Exercise prompt
Reproduce the records between the lines holding "candle-body [300, 245, 308, 272]" and "candle-body [180, 187, 188, 218]", inclusive, with every "volume-bar" replaced by "vol-bar" and nothing else changed.

--------------------------------------------------

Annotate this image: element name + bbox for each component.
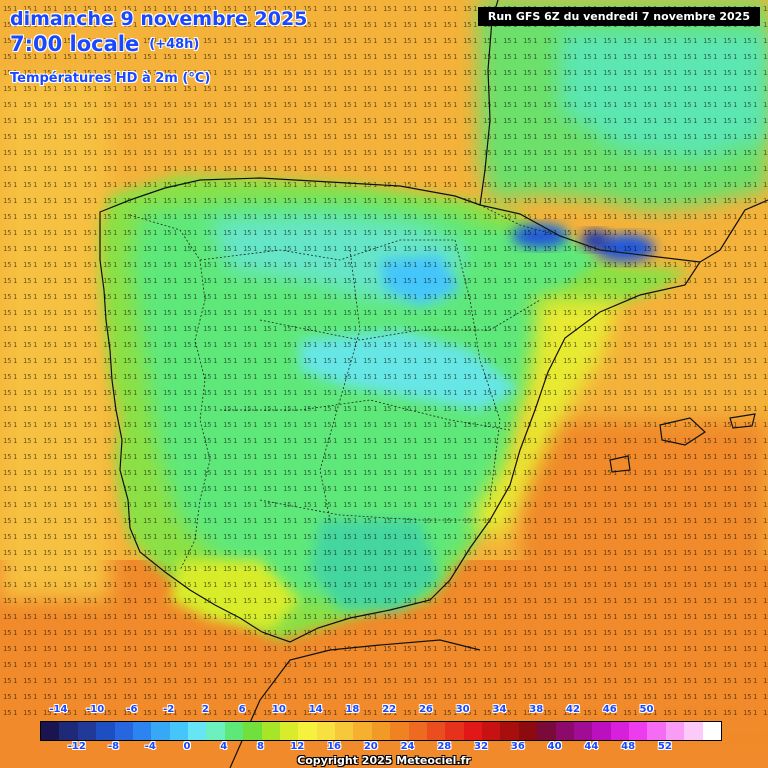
legend-label-bottom: 12	[290, 741, 305, 752]
legend-swatch	[555, 722, 574, 740]
legend-swatch	[702, 722, 721, 740]
legend-label-top: 50	[639, 704, 654, 715]
legend-swatch	[482, 722, 501, 740]
forecast-date: dimanche 9 novembre 2025	[10, 8, 308, 30]
legend-swatch	[279, 722, 299, 740]
legend-label-bottom: -8	[107, 741, 120, 752]
legend-label-bottom: 0	[183, 741, 191, 752]
legend-swatch	[408, 722, 427, 740]
legend-label-top: 10	[271, 704, 286, 715]
legend-label-bottom: 52	[657, 741, 672, 752]
copyright: Copyright 2025 Meteociel.fr	[297, 754, 471, 767]
legend-swatch	[132, 722, 152, 740]
legend-swatch	[298, 722, 317, 740]
legend-label-top: 14	[308, 704, 323, 715]
legend-label-top: 38	[529, 704, 544, 715]
balearic-mallorca	[659, 417, 706, 446]
legend-label-bottom: -4	[144, 741, 156, 752]
legend-label-bottom: 24	[400, 741, 415, 752]
legend-swatch	[665, 722, 685, 740]
legend-label-top: -2	[163, 704, 175, 715]
legend-label-top: -6	[126, 704, 138, 715]
legend-label-top: 30	[455, 704, 470, 715]
legend-swatch	[243, 722, 262, 740]
legend-swatch	[353, 722, 372, 740]
legend-label-top: 46	[602, 704, 617, 715]
legend-label-top: 18	[345, 704, 360, 715]
morocco-coast	[229, 639, 481, 768]
region-border-f	[454, 239, 501, 501]
legend-swatch	[77, 722, 97, 740]
legend-label-bottom: 48	[621, 741, 636, 752]
legend-swatch	[316, 722, 335, 740]
legend-swatch	[96, 722, 115, 740]
balearic-ibiza	[609, 455, 631, 473]
legend-swatch	[151, 722, 170, 740]
legend-swatch	[59, 722, 78, 740]
iberia-coastline	[99, 177, 702, 643]
legend-swatch	[188, 722, 207, 740]
region-border-d	[259, 499, 490, 521]
legend-label-top: 34	[492, 704, 507, 715]
legend-label-bottom: 40	[547, 741, 562, 752]
legend-label-bottom: 44	[584, 741, 599, 752]
legend-swatch	[573, 722, 593, 740]
legend-label-bottom: 32	[474, 741, 489, 752]
legend-label-top: -14	[49, 704, 68, 715]
legend-label-top: 42	[566, 704, 580, 715]
legend-swatch	[684, 722, 703, 740]
parameter-label: Températures HD à 2m (°C)	[10, 71, 211, 86]
france-med-coast	[699, 199, 768, 263]
france-spain-border	[479, 204, 651, 257]
legend-swatch	[426, 722, 446, 740]
legend-swatch	[463, 722, 482, 740]
region-border-a	[199, 239, 455, 261]
legend-label-top: 26	[418, 704, 433, 715]
legend-swatch	[371, 722, 391, 740]
legend-swatch	[629, 722, 648, 740]
legend-swatch	[335, 722, 354, 740]
legend-swatch	[261, 722, 280, 740]
legend-swatch	[518, 722, 538, 740]
legend-label-bottom: -12	[67, 741, 86, 752]
legend-swatch	[224, 722, 244, 740]
borders	[129, 204, 651, 571]
forecast-offset: (+48h)	[149, 37, 200, 52]
color-legend	[40, 721, 722, 741]
legend-label-top: -10	[86, 704, 105, 715]
legend-swatch	[41, 722, 60, 740]
legend-swatch	[537, 722, 556, 740]
legend-label-bottom: 4	[220, 741, 228, 752]
region-border-e	[319, 249, 361, 521]
forecast-time-text: 7:00 locale	[10, 32, 140, 56]
legend-swatch	[500, 722, 519, 740]
legend-label-bottom: 36	[510, 741, 525, 752]
legend-label-top: 2	[201, 704, 209, 715]
legend-swatch	[169, 722, 188, 740]
balearic-menorca	[729, 413, 756, 429]
run-info-box: Run GFS 6Z du vendredi 7 novembre 2025	[477, 7, 760, 26]
legend-label-bottom: 8	[257, 741, 265, 752]
region-border-c	[220, 399, 511, 431]
portugal-border	[129, 214, 211, 571]
legend-label-top: 6	[238, 704, 246, 715]
value-grid-texture	[0, 0, 768, 720]
legend-label-bottom: 20	[363, 741, 378, 752]
legend-swatch	[647, 722, 666, 740]
legend-label-top: 22	[382, 704, 397, 715]
legend-swatch	[206, 722, 225, 740]
region-border-b	[259, 299, 541, 341]
legend-label-bottom: 16	[327, 741, 342, 752]
legend-swatch	[390, 722, 409, 740]
legend-swatch	[114, 722, 133, 740]
legend-swatch	[592, 722, 611, 740]
forecast-time: 7:00 locale (+48h)	[10, 32, 199, 56]
legend-swatch	[610, 722, 629, 740]
legend-label-bottom: 28	[437, 741, 452, 752]
legend-swatch	[445, 722, 464, 740]
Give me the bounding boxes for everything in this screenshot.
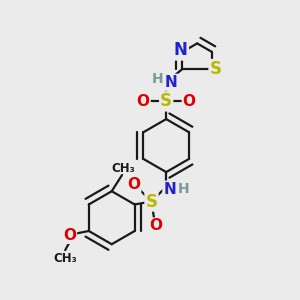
Text: O: O xyxy=(183,94,196,109)
Text: N: N xyxy=(174,41,188,59)
Text: O: O xyxy=(63,228,76,243)
Text: O: O xyxy=(137,94,150,109)
Text: H: H xyxy=(178,182,190,196)
Text: CH₃: CH₃ xyxy=(53,252,77,265)
Text: O: O xyxy=(127,177,140,192)
Text: S: S xyxy=(146,193,158,211)
Text: H: H xyxy=(152,72,163,86)
Text: S: S xyxy=(160,92,172,110)
Text: N: N xyxy=(165,75,178,90)
Text: S: S xyxy=(209,60,221,78)
Text: N: N xyxy=(164,182,176,197)
Text: O: O xyxy=(149,218,162,233)
Text: CH₃: CH₃ xyxy=(112,162,135,175)
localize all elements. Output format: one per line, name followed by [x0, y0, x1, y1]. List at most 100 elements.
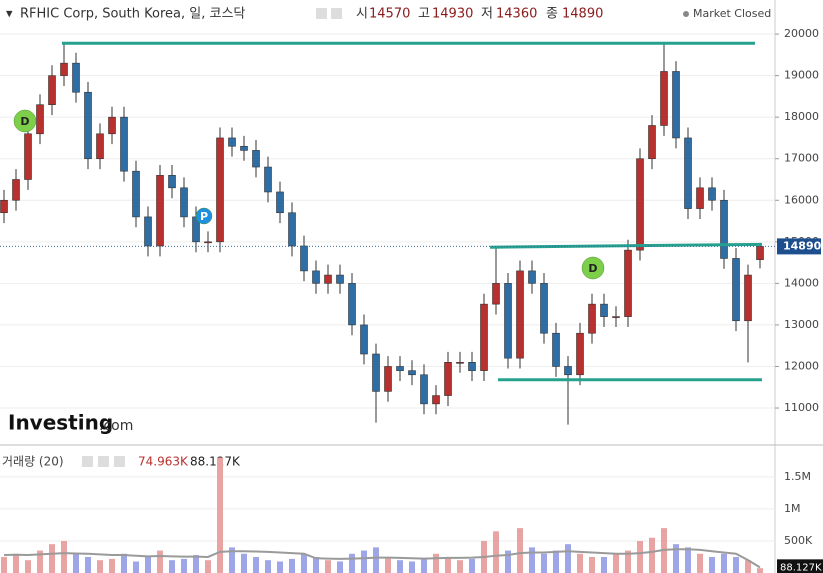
candle-body [300, 245, 308, 272]
volume-bar [445, 556, 451, 573]
y-tick-label: 20000 [784, 27, 819, 40]
volume-bar [505, 550, 511, 573]
y-tick-label: 12000 [784, 359, 819, 372]
close-name: 종 [546, 7, 558, 22]
high-value: 14930 [432, 7, 473, 22]
volume-badge-label: 88.127K [780, 562, 822, 573]
candle-body [120, 116, 128, 172]
volume-bar [589, 556, 595, 573]
volume-bar [673, 544, 679, 573]
settings-icon[interactable] [98, 456, 109, 467]
candle-body [84, 91, 92, 160]
volume-bar [1, 556, 7, 573]
volume-bar [133, 561, 139, 573]
volume-bar [157, 550, 163, 573]
candle-body [312, 270, 320, 284]
settings-icon[interactable] [331, 8, 342, 19]
candle-body [444, 362, 452, 396]
candle-body [720, 199, 728, 259]
candle-body [504, 283, 512, 359]
volume-bar [37, 550, 43, 573]
candle-body [744, 274, 752, 322]
volume-bar [457, 560, 463, 573]
market-status: Market Closed [693, 7, 771, 20]
candle-body [696, 187, 704, 209]
candle-body [468, 362, 476, 371]
volume-bar [121, 553, 127, 573]
candle-body [648, 125, 656, 160]
volume-bar [409, 561, 415, 573]
y-tick-label: 19000 [784, 69, 819, 82]
candle-body [516, 270, 524, 359]
collapse-icon[interactable]: ▾ [6, 7, 13, 22]
volume-bar [205, 560, 211, 573]
y-tick-label: 14000 [784, 276, 819, 289]
candle-body [228, 137, 236, 147]
candle-body [336, 274, 344, 284]
logo: Investing [8, 411, 113, 435]
volume-bar [73, 553, 79, 573]
close-value: 14890 [562, 7, 603, 22]
y-tick-label: 17000 [784, 152, 819, 165]
volume-bar [229, 547, 235, 573]
candle-body [600, 303, 608, 317]
volume-bar [577, 553, 583, 573]
volume-bar [745, 560, 751, 573]
candle-body [180, 187, 188, 218]
low-name: 저 [481, 7, 493, 22]
candle-body [672, 71, 680, 139]
volume-bar [13, 553, 19, 573]
volume-bar [241, 553, 247, 573]
volume-bar [361, 550, 367, 573]
candle-body [264, 166, 272, 193]
volume-bar [541, 553, 547, 573]
candle-body [636, 158, 644, 251]
volume-bar [553, 550, 559, 573]
volume-bar [529, 547, 535, 573]
candle-body [456, 362, 464, 364]
settings-icon[interactable] [82, 456, 93, 467]
candle-body [492, 283, 500, 305]
volume-bar [685, 547, 691, 573]
candle-body [528, 270, 536, 284]
volume-badge [777, 559, 823, 573]
y-tick-label: 13000 [784, 318, 819, 331]
candle-body [348, 283, 356, 326]
settings-icon[interactable] [316, 8, 327, 19]
candle-body [624, 249, 632, 317]
candle-body [384, 366, 392, 392]
price-badge [777, 238, 821, 255]
candle-body [60, 62, 68, 76]
event-label: P [200, 210, 208, 223]
volume-bar [613, 553, 619, 573]
volume-bar [169, 560, 175, 573]
volume-bar [733, 556, 739, 573]
volume-bar [397, 560, 403, 573]
close-icon[interactable] [114, 456, 125, 467]
candle-body [252, 150, 260, 168]
volume-bar [97, 560, 103, 573]
logo-suffix: .com [99, 418, 133, 434]
candle-body [144, 216, 152, 247]
candle-body [684, 137, 692, 209]
price-badge-label: 14890 [783, 239, 822, 252]
candle-body [132, 170, 140, 218]
candle-body [360, 324, 368, 355]
candle-body [48, 75, 56, 106]
volume-bar [217, 457, 223, 573]
open-name: 시 [356, 7, 368, 22]
volume-bar [85, 556, 91, 573]
candle-body [756, 246, 764, 260]
volume-bar [49, 544, 55, 573]
candle-body [564, 366, 572, 376]
volume-bar [181, 558, 187, 573]
volume-bar [61, 540, 67, 573]
volume-bar [517, 528, 523, 573]
y-tick-label: 11000 [784, 401, 819, 414]
candle-body [276, 191, 284, 214]
candle-body [480, 303, 488, 371]
candle-body [216, 137, 224, 243]
candle-body [708, 187, 716, 201]
volume-bar [493, 531, 499, 573]
volume-bar [757, 568, 763, 573]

--------------------------------------------------

Final answer
candle-body [300, 245, 308, 272]
vol-bar [445, 556, 451, 573]
y-tick-label: 20000 [784, 27, 819, 40]
vol-bar [505, 550, 511, 573]
y-tick-label: 12000 [784, 359, 819, 372]
close-name: 종 [546, 7, 558, 22]
high-value: 14930 [432, 7, 473, 22]
volume-badge-label: 88.127K [780, 562, 822, 573]
candle-body [120, 116, 128, 172]
vol-bar [589, 556, 595, 573]
vol-bar [673, 544, 679, 573]
settings-icon[interactable] [98, 456, 109, 467]
candle-body [84, 91, 92, 160]
vol-bar [1, 556, 7, 573]
vol-bar [133, 561, 139, 573]
vol-bar [157, 550, 163, 573]
candle-body [312, 270, 320, 284]
settings-icon[interactable] [331, 8, 342, 19]
candle-body [444, 362, 452, 396]
candle-body [720, 199, 728, 259]
candle-body [504, 283, 512, 359]
vol-bar [37, 550, 43, 573]
candle-body [744, 274, 752, 322]
vol-bar [457, 560, 463, 573]
market-status: Market Closed [693, 7, 771, 20]
candle-body [696, 187, 704, 209]
candle-body [468, 362, 476, 371]
vol-bar [121, 553, 127, 573]
candle-body [648, 125, 656, 160]
vol-bar [409, 561, 415, 573]
y-tick-label: 19000 [784, 69, 819, 82]
candle-body [516, 270, 524, 359]
collapse-icon[interactable]: ▾ [6, 7, 13, 22]
vol-bar [205, 560, 211, 573]
y-tick-label: 14000 [784, 276, 819, 289]
candle-body [228, 137, 236, 147]
candle-body [336, 274, 344, 284]
logo: Investing [8, 411, 113, 435]
vol-bar [73, 553, 79, 573]
close-value: 14890 [562, 7, 603, 22]
y-tick-label: 17000 [784, 152, 819, 165]
vol-bar [229, 547, 235, 573]
candle-body [600, 303, 608, 317]
vol-bar [577, 553, 583, 573]
vol-bar [745, 560, 751, 573]
candle-body [180, 187, 188, 218]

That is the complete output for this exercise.